-- start --

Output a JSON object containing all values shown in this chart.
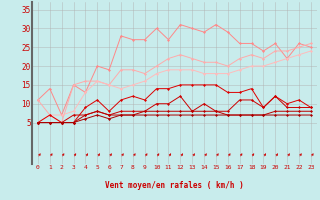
{
  "xlabel": "Vent moyen/en rafales ( km/h )",
  "background_color": "#c8ecec",
  "grid_color": "#b0b0b0",
  "x_values": [
    0,
    1,
    2,
    3,
    4,
    5,
    6,
    7,
    8,
    9,
    10,
    11,
    12,
    13,
    14,
    15,
    16,
    17,
    18,
    19,
    20,
    21,
    22,
    23
  ],
  "line1_color": "#ff8888",
  "line2_color": "#ffaaaa",
  "line3_color": "#ffbbbb",
  "line4_color": "#dd0000",
  "line5_color": "#cc0000",
  "line6_color": "#bb0000",
  "line7_color": "#aa0000",
  "line1_y": [
    11,
    14,
    7,
    15,
    13,
    20,
    19,
    28,
    27,
    27,
    30,
    27,
    31,
    30,
    29,
    31,
    29,
    26,
    26,
    24,
    26,
    22,
    26,
    25
  ],
  "line2_y": [
    11,
    7,
    5,
    15,
    16,
    16,
    15,
    19,
    19,
    18,
    20,
    22,
    23,
    22,
    21,
    21,
    20,
    22,
    23,
    22,
    24,
    24,
    25,
    26
  ],
  "line3_y": [
    5,
    7,
    7,
    8,
    13,
    16,
    15,
    14,
    15,
    16,
    18,
    19,
    19,
    19,
    18,
    18,
    18,
    19,
    20,
    20,
    21,
    22,
    23,
    24
  ],
  "line4_y": [
    5,
    7,
    5,
    5,
    9,
    11,
    8,
    11,
    12,
    11,
    14,
    14,
    15,
    15,
    15,
    15,
    13,
    13,
    14,
    9,
    12,
    10,
    11,
    9
  ],
  "line5_y": [
    5,
    5,
    5,
    7,
    7,
    8,
    7,
    8,
    8,
    8,
    10,
    10,
    12,
    8,
    10,
    8,
    8,
    11,
    11,
    9,
    12,
    9,
    9,
    9
  ],
  "line6_y": [
    5,
    5,
    5,
    5,
    7,
    8,
    7,
    7,
    7,
    8,
    8,
    8,
    8,
    8,
    8,
    8,
    7,
    7,
    7,
    7,
    8,
    8,
    8,
    8
  ],
  "line7_y": [
    5,
    5,
    5,
    5,
    6,
    7,
    6,
    7,
    7,
    7,
    7,
    7,
    7,
    7,
    7,
    7,
    7,
    7,
    7,
    7,
    7,
    7,
    7,
    7
  ],
  "ylim": [
    0,
    37
  ],
  "yticks": [
    5,
    10,
    15,
    20,
    25,
    30,
    35
  ],
  "marker": "D",
  "markersize": 1.5,
  "linewidth": 0.7,
  "arrow_color": "#cc0000"
}
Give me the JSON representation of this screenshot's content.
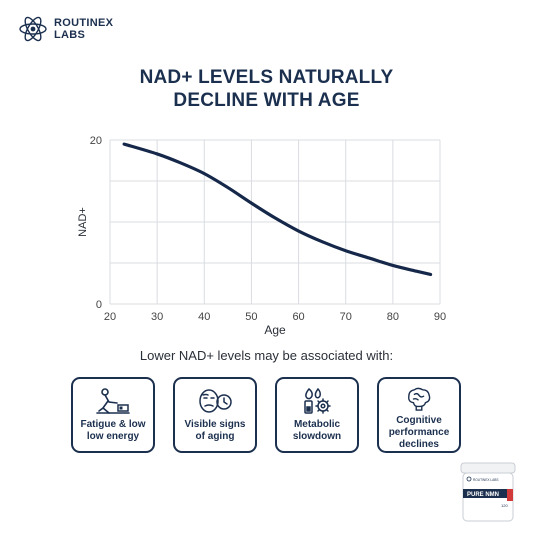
{
  "brand": {
    "line1": "ROUTINEX",
    "line2": "LABS"
  },
  "headline": {
    "line1": "NAD+ LEVELS NATURALLY",
    "line2": "DECLINE WITH AGE"
  },
  "chart_data": {
    "type": "line",
    "title": "",
    "xlabel": "Age",
    "ylabel": "NAD+",
    "xlim": [
      20,
      90
    ],
    "ylim": [
      0,
      20
    ],
    "x_ticks": [
      20,
      30,
      40,
      50,
      60,
      70,
      80,
      90
    ],
    "y_ticks": [
      0,
      20
    ],
    "grid": true,
    "line_color": "#16284a",
    "series": [
      {
        "x": [
          23,
          30,
          35,
          40,
          45,
          50,
          55,
          60,
          65,
          70,
          75,
          80,
          85,
          88
        ],
        "y": [
          19.5,
          18.3,
          17.2,
          15.9,
          14.2,
          12.3,
          10.5,
          8.9,
          7.6,
          6.5,
          5.6,
          4.7,
          4.0,
          3.6
        ]
      }
    ]
  },
  "associated_text": "Lower NAD+ levels may be associated with:",
  "cards": [
    {
      "icon": "fatigue-icon",
      "line1": "Fatigue & low",
      "line2": "low energy"
    },
    {
      "icon": "aging-face-icon",
      "line1": "Visible signs",
      "line2": "of aging"
    },
    {
      "icon": "metabolism-icon",
      "line1": "Metabolic",
      "line2": "slowdown"
    },
    {
      "icon": "brain-icon",
      "line1": "Cognitive",
      "line2": "performance",
      "line3": "declines"
    }
  ],
  "product": {
    "brand": "ROUTINEX LABS",
    "name": "PURE NMN",
    "count": "120"
  },
  "colors": {
    "primary": "#1b2f4e",
    "grid": "#d9dce2",
    "accent": "#d23a3a"
  }
}
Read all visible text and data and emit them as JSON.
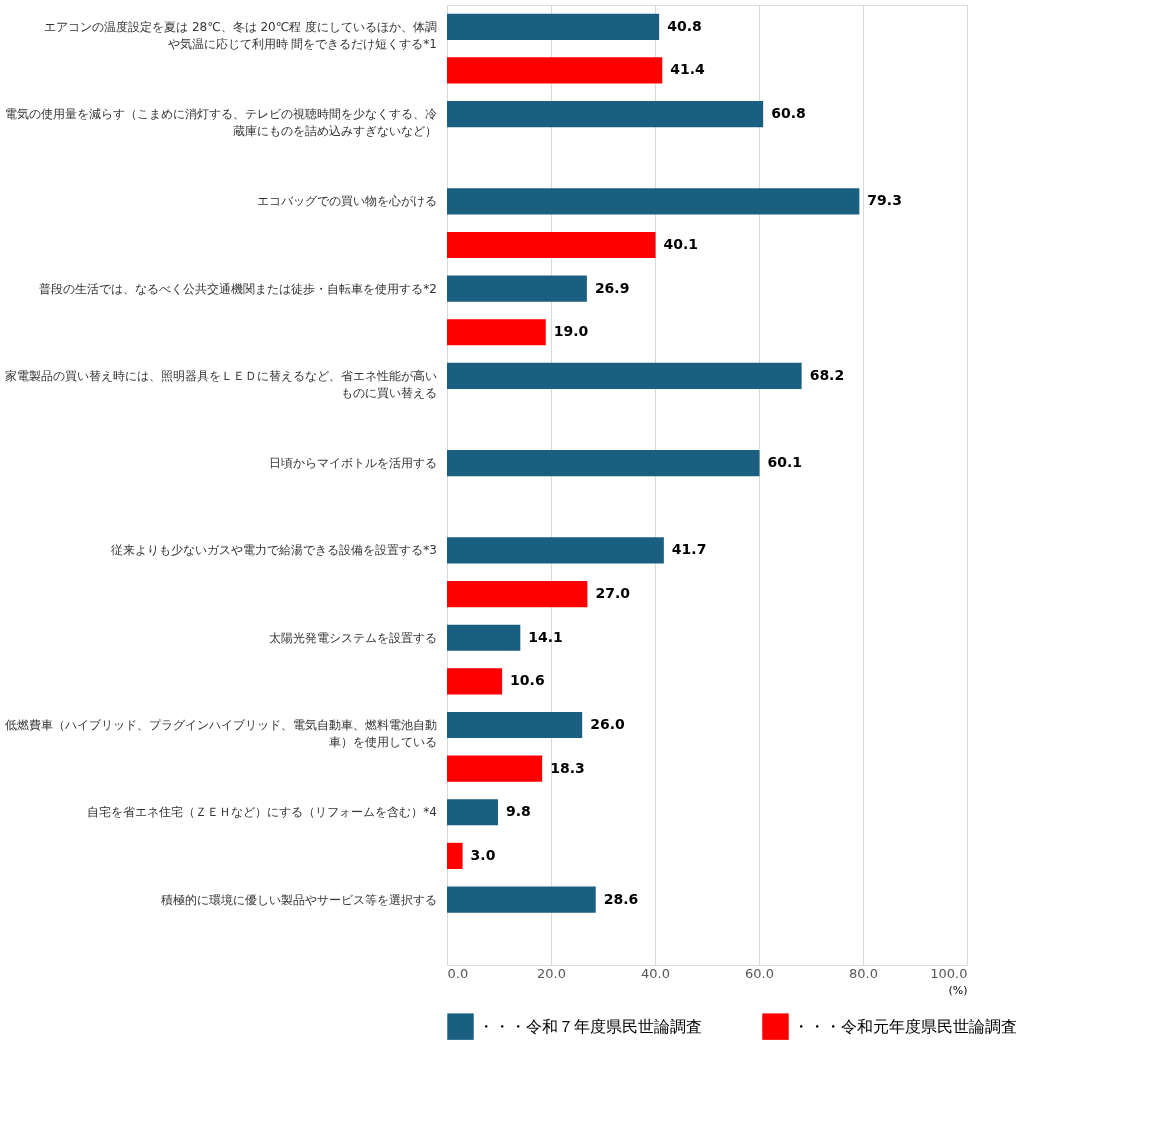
{
  "chart_data": {
    "type": "bar",
    "orientation": "horizontal",
    "categories": [
      "エアコンの温度設定を夏は 28℃、冬は 20℃程 度にしているほか、体調や気温に応じて利用時 間をできるだけ短くする*1",
      "電気の使用量を減らす（こまめに消灯する、テレビの視聴時間を少なくする、冷蔵庫にものを詰め込みすぎないなど）",
      "エコバッグでの買い物を心がける",
      "普段の生活では、なるべく公共交通機関または徒歩・自転車を使用する*2",
      "家電製品の買い替え時には、照明器具をＬＥＤに替えるなど、省エネ性能が高いものに買い替える",
      "日頃からマイボトルを活用する",
      "従来よりも少ないガスや電力で給湯できる設備を設置する*3",
      "太陽光発電システムを設置する",
      "低燃費車（ハイブリッド、プラグインハイブリッド、電気自動車、燃料電池自動車）を使用している",
      "自宅を省エネ住宅（ＺＥＨなど）にする（リフォームを含む）*4",
      "積極的に環境に優しい製品やサービス等を選択する"
    ],
    "series": [
      {
        "name": "・・・令和７年度県民世論調査",
        "color": "#1a5e80",
        "values": [
          40.8,
          60.8,
          79.3,
          26.9,
          68.2,
          60.1,
          41.7,
          14.1,
          26.0,
          9.8,
          28.6
        ],
        "value_labels": [
          "40.8",
          "60.8",
          "79.3",
          "26.9",
          "68.2",
          "60.1",
          "41.7",
          "14.1",
          "26.0",
          "9.8",
          "28.6"
        ]
      },
      {
        "name": "・・・令和元年度県民世論調査",
        "color": "#ff0000",
        "values": [
          41.4,
          null,
          40.1,
          19.0,
          null,
          null,
          27.0,
          10.6,
          18.3,
          3.0,
          null
        ],
        "value_labels": [
          "41.4",
          null,
          "40.1",
          "19.0",
          null,
          null,
          "27.0",
          "10.6",
          "18.3",
          "3.0",
          null
        ]
      }
    ],
    "xlim": [
      0,
      100
    ],
    "xticks": [
      {
        "value": 0,
        "label": "0.0"
      },
      {
        "value": 20,
        "label": "20.0"
      },
      {
        "value": 40,
        "label": "40.0"
      },
      {
        "value": 60,
        "label": "60.0"
      },
      {
        "value": 80,
        "label": "80.0"
      },
      {
        "value": 100,
        "label": "100.0"
      }
    ],
    "xlabel": "(%)",
    "grid": "x",
    "legend": "bottom"
  }
}
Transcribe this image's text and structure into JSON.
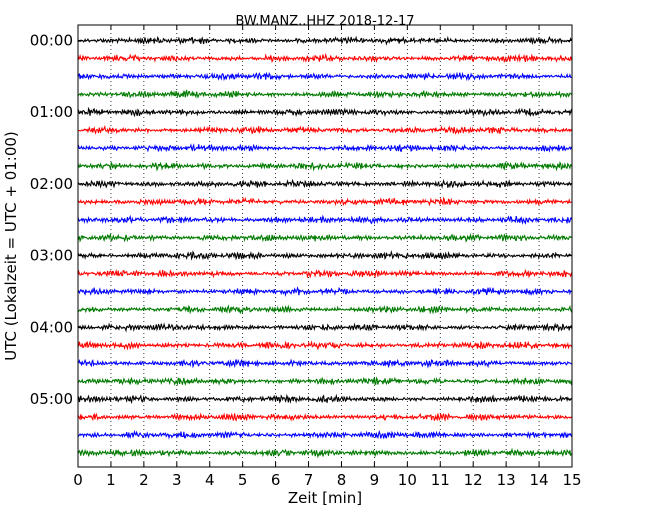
{
  "chart_data": {
    "type": "line",
    "title": "BW.MANZ..HHZ 2018-12-17",
    "xlabel": "Zeit  [min]",
    "ylabel": "UTC (Lokalzeit = UTC + 01:00)",
    "xlim": [
      0,
      15
    ],
    "x_ticks": [
      "0",
      "1",
      "2",
      "3",
      "4",
      "5",
      "6",
      "7",
      "8",
      "9",
      "10",
      "11",
      "12",
      "13",
      "14",
      "15"
    ],
    "y_ticks": [
      "00:00",
      "01:00",
      "02:00",
      "03:00",
      "04:00",
      "05:00"
    ],
    "grid": "vertical dotted",
    "series_colors": [
      "#000000",
      "#ff0000",
      "#0000ff",
      "#007a00"
    ],
    "series_count": 24,
    "series_start_times": [
      "00:00",
      "00:15",
      "00:30",
      "00:45",
      "01:00",
      "01:15",
      "01:30",
      "01:45",
      "02:00",
      "02:15",
      "02:30",
      "02:45",
      "03:00",
      "03:15",
      "03:30",
      "03:45",
      "04:00",
      "04:15",
      "04:30",
      "04:45",
      "05:00",
      "05:15",
      "05:30",
      "05:45"
    ],
    "trace_description": "seismic noise trace, small amplitude oscillation around each row baseline"
  }
}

-- end --

▶ [SET PROBLEM]: Count the lines in which the string "JSON" appears, then report only that figure.

▶ [THE ANSWER]: 4